**TASK PROMPT:**
Transcribe all of the material exactly.

**SOURCE DATA:**
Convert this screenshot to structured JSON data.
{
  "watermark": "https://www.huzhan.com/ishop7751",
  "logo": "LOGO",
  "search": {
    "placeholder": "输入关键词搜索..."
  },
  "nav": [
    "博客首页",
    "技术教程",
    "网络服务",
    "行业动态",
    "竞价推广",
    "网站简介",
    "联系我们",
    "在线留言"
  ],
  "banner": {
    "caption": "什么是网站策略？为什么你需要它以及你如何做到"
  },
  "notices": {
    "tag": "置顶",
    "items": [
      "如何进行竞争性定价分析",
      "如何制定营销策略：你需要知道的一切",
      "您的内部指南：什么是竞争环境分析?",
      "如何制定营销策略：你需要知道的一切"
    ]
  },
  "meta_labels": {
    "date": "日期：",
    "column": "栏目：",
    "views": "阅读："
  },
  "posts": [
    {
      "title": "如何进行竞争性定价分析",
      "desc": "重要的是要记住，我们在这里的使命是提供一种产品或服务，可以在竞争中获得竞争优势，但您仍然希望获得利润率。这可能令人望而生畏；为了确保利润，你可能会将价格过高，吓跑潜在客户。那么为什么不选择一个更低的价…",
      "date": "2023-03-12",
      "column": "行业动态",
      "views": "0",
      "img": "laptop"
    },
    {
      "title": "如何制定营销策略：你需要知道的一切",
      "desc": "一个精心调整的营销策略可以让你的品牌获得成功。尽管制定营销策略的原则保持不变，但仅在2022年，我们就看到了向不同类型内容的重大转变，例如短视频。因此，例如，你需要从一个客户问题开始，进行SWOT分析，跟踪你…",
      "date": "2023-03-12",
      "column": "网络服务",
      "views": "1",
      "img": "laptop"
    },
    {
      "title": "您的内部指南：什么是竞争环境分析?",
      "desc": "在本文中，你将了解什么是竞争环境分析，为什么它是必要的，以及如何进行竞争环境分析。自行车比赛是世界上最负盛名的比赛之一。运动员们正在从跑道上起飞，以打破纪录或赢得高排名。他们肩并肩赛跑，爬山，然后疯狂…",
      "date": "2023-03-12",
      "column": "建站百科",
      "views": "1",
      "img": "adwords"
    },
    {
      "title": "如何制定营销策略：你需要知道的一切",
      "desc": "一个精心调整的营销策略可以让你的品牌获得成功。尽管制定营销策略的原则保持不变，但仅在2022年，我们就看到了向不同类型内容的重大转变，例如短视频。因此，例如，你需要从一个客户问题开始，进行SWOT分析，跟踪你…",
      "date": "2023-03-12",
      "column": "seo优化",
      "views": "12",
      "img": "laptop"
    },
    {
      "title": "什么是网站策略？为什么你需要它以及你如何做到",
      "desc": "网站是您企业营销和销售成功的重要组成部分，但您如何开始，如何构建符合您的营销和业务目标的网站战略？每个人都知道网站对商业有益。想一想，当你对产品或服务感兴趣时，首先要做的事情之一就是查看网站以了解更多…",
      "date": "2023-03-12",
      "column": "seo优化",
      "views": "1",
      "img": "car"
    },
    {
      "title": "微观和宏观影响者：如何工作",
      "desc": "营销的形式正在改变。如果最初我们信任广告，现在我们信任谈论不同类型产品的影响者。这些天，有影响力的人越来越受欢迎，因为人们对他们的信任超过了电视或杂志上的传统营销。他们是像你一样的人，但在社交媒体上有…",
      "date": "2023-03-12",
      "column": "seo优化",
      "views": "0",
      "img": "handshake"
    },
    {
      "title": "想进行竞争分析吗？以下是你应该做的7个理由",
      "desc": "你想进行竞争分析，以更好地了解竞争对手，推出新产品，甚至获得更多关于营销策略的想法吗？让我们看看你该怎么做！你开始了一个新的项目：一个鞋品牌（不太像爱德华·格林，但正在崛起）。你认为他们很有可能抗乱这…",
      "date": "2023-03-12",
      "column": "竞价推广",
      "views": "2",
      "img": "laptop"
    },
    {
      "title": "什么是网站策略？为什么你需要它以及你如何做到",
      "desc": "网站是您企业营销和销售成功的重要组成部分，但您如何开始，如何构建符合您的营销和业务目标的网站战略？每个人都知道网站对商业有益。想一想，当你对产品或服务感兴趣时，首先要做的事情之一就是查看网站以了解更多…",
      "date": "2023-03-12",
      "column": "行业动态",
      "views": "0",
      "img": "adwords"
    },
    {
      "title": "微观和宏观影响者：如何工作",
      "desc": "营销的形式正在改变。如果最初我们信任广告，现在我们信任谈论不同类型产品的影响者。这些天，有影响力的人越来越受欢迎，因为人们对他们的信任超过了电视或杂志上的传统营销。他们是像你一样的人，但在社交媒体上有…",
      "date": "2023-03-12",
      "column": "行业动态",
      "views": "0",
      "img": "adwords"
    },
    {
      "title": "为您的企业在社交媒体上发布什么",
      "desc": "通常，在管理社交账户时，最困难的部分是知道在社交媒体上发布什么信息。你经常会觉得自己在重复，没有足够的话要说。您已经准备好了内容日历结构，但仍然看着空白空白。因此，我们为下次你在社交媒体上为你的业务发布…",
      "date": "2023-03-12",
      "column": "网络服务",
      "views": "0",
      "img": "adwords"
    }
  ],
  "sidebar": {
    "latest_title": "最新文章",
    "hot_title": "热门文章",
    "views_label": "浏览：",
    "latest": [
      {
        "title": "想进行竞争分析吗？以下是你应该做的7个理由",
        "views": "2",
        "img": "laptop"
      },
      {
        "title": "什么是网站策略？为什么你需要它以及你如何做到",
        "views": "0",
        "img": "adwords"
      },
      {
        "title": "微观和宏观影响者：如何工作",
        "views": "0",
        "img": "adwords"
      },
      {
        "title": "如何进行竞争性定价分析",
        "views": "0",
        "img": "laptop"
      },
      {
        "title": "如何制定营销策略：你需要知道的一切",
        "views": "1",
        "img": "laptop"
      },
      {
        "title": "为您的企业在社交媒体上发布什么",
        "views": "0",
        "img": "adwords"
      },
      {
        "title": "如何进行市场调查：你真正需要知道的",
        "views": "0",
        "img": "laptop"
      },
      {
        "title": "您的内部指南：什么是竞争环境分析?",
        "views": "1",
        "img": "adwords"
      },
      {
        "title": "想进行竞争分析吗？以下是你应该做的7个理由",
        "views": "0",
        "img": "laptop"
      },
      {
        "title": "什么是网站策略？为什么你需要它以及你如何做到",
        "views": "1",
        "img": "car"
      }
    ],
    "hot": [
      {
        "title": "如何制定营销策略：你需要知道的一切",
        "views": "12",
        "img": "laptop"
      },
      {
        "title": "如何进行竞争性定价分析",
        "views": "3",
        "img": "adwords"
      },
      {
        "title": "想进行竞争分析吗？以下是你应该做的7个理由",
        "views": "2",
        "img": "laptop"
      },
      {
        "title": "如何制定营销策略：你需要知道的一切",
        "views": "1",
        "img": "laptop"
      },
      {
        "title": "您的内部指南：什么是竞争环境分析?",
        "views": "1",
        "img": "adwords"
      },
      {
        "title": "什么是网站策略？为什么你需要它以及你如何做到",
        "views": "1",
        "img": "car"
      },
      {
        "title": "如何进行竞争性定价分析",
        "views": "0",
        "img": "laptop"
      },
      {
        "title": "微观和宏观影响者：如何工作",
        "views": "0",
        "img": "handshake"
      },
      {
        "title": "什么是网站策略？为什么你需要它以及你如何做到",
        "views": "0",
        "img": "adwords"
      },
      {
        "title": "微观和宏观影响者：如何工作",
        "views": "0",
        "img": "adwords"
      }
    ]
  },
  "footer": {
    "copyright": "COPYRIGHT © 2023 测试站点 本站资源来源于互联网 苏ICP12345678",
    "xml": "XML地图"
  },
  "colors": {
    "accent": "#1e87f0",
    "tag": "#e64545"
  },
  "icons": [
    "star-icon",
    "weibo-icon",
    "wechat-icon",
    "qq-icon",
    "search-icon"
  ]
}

**ANSWER:**
Convert this screenshot to structured JSON data.
{
  "watermark": "https://www.huzhan.com/ishop7751",
  "logo": "LOGO",
  "search": {
    "placeholder": "输入关键词搜索..."
  },
  "nav": [
    "博客首页",
    "技术教程",
    "网络服务",
    "行业动态",
    "竞价推广",
    "网站简介",
    "联系我们",
    "在线留言"
  ],
  "banner": {
    "caption": "什么是网站策略？为什么你需要它以及你如何做到"
  },
  "notices": {
    "tag": "置顶",
    "items": [
      "如何进行竞争性定价分析",
      "如何制定营销策略：你需要知道的一切",
      "您的内部指南：什么是竞争环境分析?",
      "如何制定营销策略：你需要知道的一切"
    ]
  },
  "meta_labels": {
    "date": "日期：",
    "column": "栏目：",
    "views": "阅读："
  },
  "posts": [
    {
      "title": "如何进行竞争性定价分析",
      "desc": "重要的是要记住，我们在这里的使命是提供一种产品或服务，可以在竞争中获得竞争优势，但您仍然希望获得利润率。这可能令人望而生畏；为了确保利润，你可能会将价格过高，吓跑潜在客户。那么为什么不选择一个更低的价…",
      "date": "2023-03-12",
      "column": "行业动态",
      "views": "0",
      "img": "laptop"
    },
    {
      "title": "如何制定营销策略：你需要知道的一切",
      "desc": "一个精心调整的营销策略可以让你的品牌获得成功。尽管制定营销策略的原则保持不变，但仅在2022年，我们就看到了向不同类型内容的重大转变，例如短视频。因此，例如，你需要从一个客户问题开始，进行SWOT分析，跟踪你…",
      "date": "2023-03-12",
      "column": "网络服务",
      "views": "1",
      "img": "laptop"
    },
    {
      "title": "您的内部指南：什么是竞争环境分析?",
      "desc": "在本文中，你将了解什么是竞争环境分析，为什么它是必要的，以及如何进行竞争环境分析。自行车比赛是世界上最负盛名的比赛之一。运动员们正在从跑道上起飞，以打破纪录或赢得高排名。他们肩并肩赛跑，爬山，然后疯狂…",
      "date": "2023-03-12",
      "column": "建站百科",
      "views": "1",
      "img": "adwords"
    },
    {
      "title": "如何制定营销策略：你需要知道的一切",
      "desc": "一个精心调整的营销策略可以让你的品牌获得成功。尽管制定营销策略的原则保持不变，但仅在2022年，我们就看到了向不同类型内容的重大转变，例如短视频。因此，例如，你需要从一个客户问题开始，进行SWOT分析，跟踪你…",
      "date": "2023-03-12",
      "column": "seo优化",
      "views": "12",
      "img": "laptop"
    },
    {
      "title": "什么是网站策略？为什么你需要它以及你如何做到",
      "desc": "网站是您企业营销和销售成功的重要组成部分，但您如何开始，如何构建符合您的营销和业务目标的网站战略？每个人都知道网站对商业有益。想一想，当你对产品或服务感兴趣时，首先要做的事情之一就是查看网站以了解更多…",
      "date": "2023-03-12",
      "column": "seo优化",
      "views": "1",
      "img": "car"
    },
    {
      "title": "微观和宏观影响者：如何工作",
      "desc": "营销的形式正在改变。如果最初我们信任广告，现在我们信任谈论不同类型产品的影响者。这些天，有影响力的人越来越受欢迎，因为人们对他们的信任超过了电视或杂志上的传统营销。他们是像你一样的人，但在社交媒体上有…",
      "date": "2023-03-12",
      "column": "seo优化",
      "views": "0",
      "img": "handshake"
    },
    {
      "title": "想进行竞争分析吗？以下是你应该做的7个理由",
      "desc": "你想进行竞争分析，以更好地了解竞争对手，推出新产品，甚至获得更多关于营销策略的想法吗？让我们看看你该怎么做！你开始了一个新的项目：一个鞋品牌（不太像爱德华·格林，但正在崛起）。你认为他们很有可能抗乱这…",
      "date": "2023-03-12",
      "column": "竞价推广",
      "views": "2",
      "img": "laptop"
    },
    {
      "title": "什么是网站策略？为什么你需要它以及你如何做到",
      "desc": "网站是您企业营销和销售成功的重要组成部分，但您如何开始，如何构建符合您的营销和业务目标的网站战略？每个人都知道网站对商业有益。想一想，当你对产品或服务感兴趣时，首先要做的事情之一就是查看网站以了解更多…",
      "date": "2023-03-12",
      "column": "行业动态",
      "views": "0",
      "img": "adwords"
    },
    {
      "title": "微观和宏观影响者：如何工作",
      "desc": "营销的形式正在改变。如果最初我们信任广告，现在我们信任谈论不同类型产品的影响者。这些天，有影响力的人越来越受欢迎，因为人们对他们的信任超过了电视或杂志上的传统营销。他们是像你一样的人，但在社交媒体上有…",
      "date": "2023-03-12",
      "column": "行业动态",
      "views": "0",
      "img": "adwords"
    },
    {
      "title": "为您的企业在社交媒体上发布什么",
      "desc": "通常，在管理社交账户时，最困难的部分是知道在社交媒体上发布什么信息。你经常会觉得自己在重复，没有足够的话要说。您已经准备好了内容日历结构，但仍然看着空白空白。因此，我们为下次你在社交媒体上为你的业务发布…",
      "date": "2023-03-12",
      "column": "网络服务",
      "views": "0",
      "img": "adwords"
    }
  ],
  "sidebar": {
    "latest_title": "最新文章",
    "hot_title": "热门文章",
    "views_label": "浏览：",
    "latest": [
      {
        "title": "想进行竞争分析吗？以下是你应该做的7个理由",
        "views": "2",
        "img": "laptop"
      },
      {
        "title": "什么是网站策略？为什么你需要它以及你如何做到",
        "views": "0",
        "img": "adwords"
      },
      {
        "title": "微观和宏观影响者：如何工作",
        "views": "0",
        "img": "adwords"
      },
      {
        "title": "如何进行竞争性定价分析",
        "views": "0",
        "img": "laptop"
      },
      {
        "title": "如何制定营销策略：你需要知道的一切",
        "views": "1",
        "img": "laptop"
      },
      {
        "title": "为您的企业在社交媒体上发布什么",
        "views": "0",
        "img": "adwords"
      },
      {
        "title": "如何进行市场调查：你真正需要知道的",
        "views": "0",
        "img": "laptop"
      },
      {
        "title": "您的内部指南：什么是竞争环境分析?",
        "views": "1",
        "img": "adwords"
      },
      {
        "title": "想进行竞争分析吗？以下是你应该做的7个理由",
        "views": "0",
        "img": "laptop"
      },
      {
        "title": "什么是网站策略？为什么你需要它以及你如何做到",
        "views": "1",
        "img": "car"
      }
    ],
    "hot": [
      {
        "title": "如何制定营销策略：你需要知道的一切",
        "views": "12",
        "img": "laptop"
      },
      {
        "title": "如何进行竞争性定价分析",
        "views": "3",
        "img": "adwords"
      },
      {
        "title": "想进行竞争分析吗？以下是你应该做的7个理由",
        "views": "2",
        "img": "laptop"
      },
      {
        "title": "如何制定营销策略：你需要知道的一切",
        "views": "1",
        "img": "laptop"
      },
      {
        "title": "您的内部指南：什么是竞争环境分析?",
        "views": "1",
        "img": "adwords"
      },
      {
        "title": "什么是网站策略？为什么你需要它以及你如何做到",
        "views": "1",
        "img": "car"
      },
      {
        "title": "如何进行竞争性定价分析",
        "views": "0",
        "img": "laptop"
      },
      {
        "title": "微观和宏观影响者：如何工作",
        "views": "0",
        "img": "handshake"
      },
      {
        "title": "什么是网站策略？为什么你需要它以及你如何做到",
        "views": "0",
        "img": "adwords"
      },
      {
        "title": "微观和宏观影响者：如何工作",
        "views": "0",
        "img": "adwords"
      }
    ]
  },
  "footer": {
    "copyright": "COPYRIGHT © 2023 测试站点 本站资源来源于互联网 苏ICP12345678",
    "xml": "XML地图"
  },
  "colors": {
    "accent": "#1e87f0",
    "tag": "#e64545"
  },
  "icons": [
    "star-icon",
    "weibo-icon",
    "wechat-icon",
    "qq-icon",
    "search-icon"
  ]
}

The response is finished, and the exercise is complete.